◆ Exercise task ◆
Identify the lines that contain the string "option", then copy each of them.

^^^^

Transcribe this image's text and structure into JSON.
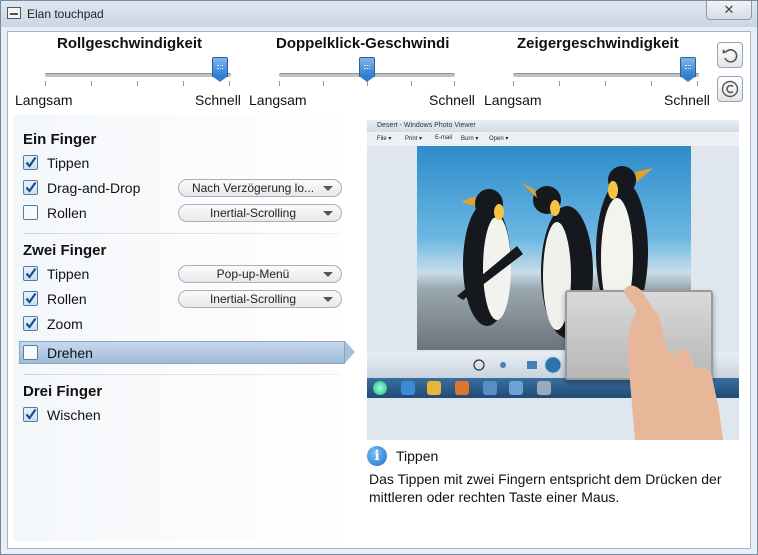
{
  "window": {
    "title": "Elan touchpad",
    "close_glyph": "✕"
  },
  "sliders": [
    {
      "title": "Rollgeschwindigkeit",
      "min_label": "Langsam",
      "max_label": "Schnell",
      "value": 0.95
    },
    {
      "title": "Doppelklick-Geschwindi",
      "min_label": "Langsam",
      "max_label": "Schnell",
      "value": 0.5
    },
    {
      "title": "Zeigergeschwindigkeit",
      "min_label": "Langsam",
      "max_label": "Schnell",
      "value": 0.95
    }
  ],
  "toolbar": {
    "reset_icon": "undo-icon",
    "copyright_icon": "copyright-icon"
  },
  "groups": {
    "one_finger": {
      "title": "Ein Finger",
      "tap": {
        "label": "Tippen",
        "checked": true
      },
      "drag": {
        "label": "Drag-and-Drop",
        "checked": true,
        "option": "Nach Verzögerung lo..."
      },
      "scroll": {
        "label": "Rollen",
        "checked": false,
        "option": "Inertial-Scrolling"
      }
    },
    "two_finger": {
      "title": "Zwei Finger",
      "tap": {
        "label": "Tippen",
        "checked": true,
        "option": "Pop-up-Menü"
      },
      "scroll": {
        "label": "Rollen",
        "checked": true,
        "option": "Inertial-Scrolling"
      },
      "zoom": {
        "label": "Zoom",
        "checked": true
      },
      "rotate": {
        "label": "Drehen",
        "checked": false,
        "selected": true
      }
    },
    "three_finger": {
      "title": "Drei Finger",
      "swipe": {
        "label": "Wischen",
        "checked": true
      }
    }
  },
  "preview": {
    "window_title": "Desert - Windows Photo Viewer",
    "menu": [
      "File ▾",
      "Print ▾",
      "E-mail",
      "Burn ▾",
      "Open ▾"
    ]
  },
  "info": {
    "title": "Tippen",
    "description": "Das Tippen mit zwei Fingern entspricht dem Drücken der mittleren oder rechten Taste einer Maus."
  },
  "colors": {
    "accent": "#2f7fd1",
    "selection": "#a7c1dc",
    "info": "#1f6fc2"
  }
}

^^^^

◆ Written response ◆
        "option": "Nach Verzögerung lo..."
        "option": "Inertial-Scrolling"
        "option": "Pop-up-Menü"
        "option": "Inertial-Scrolling"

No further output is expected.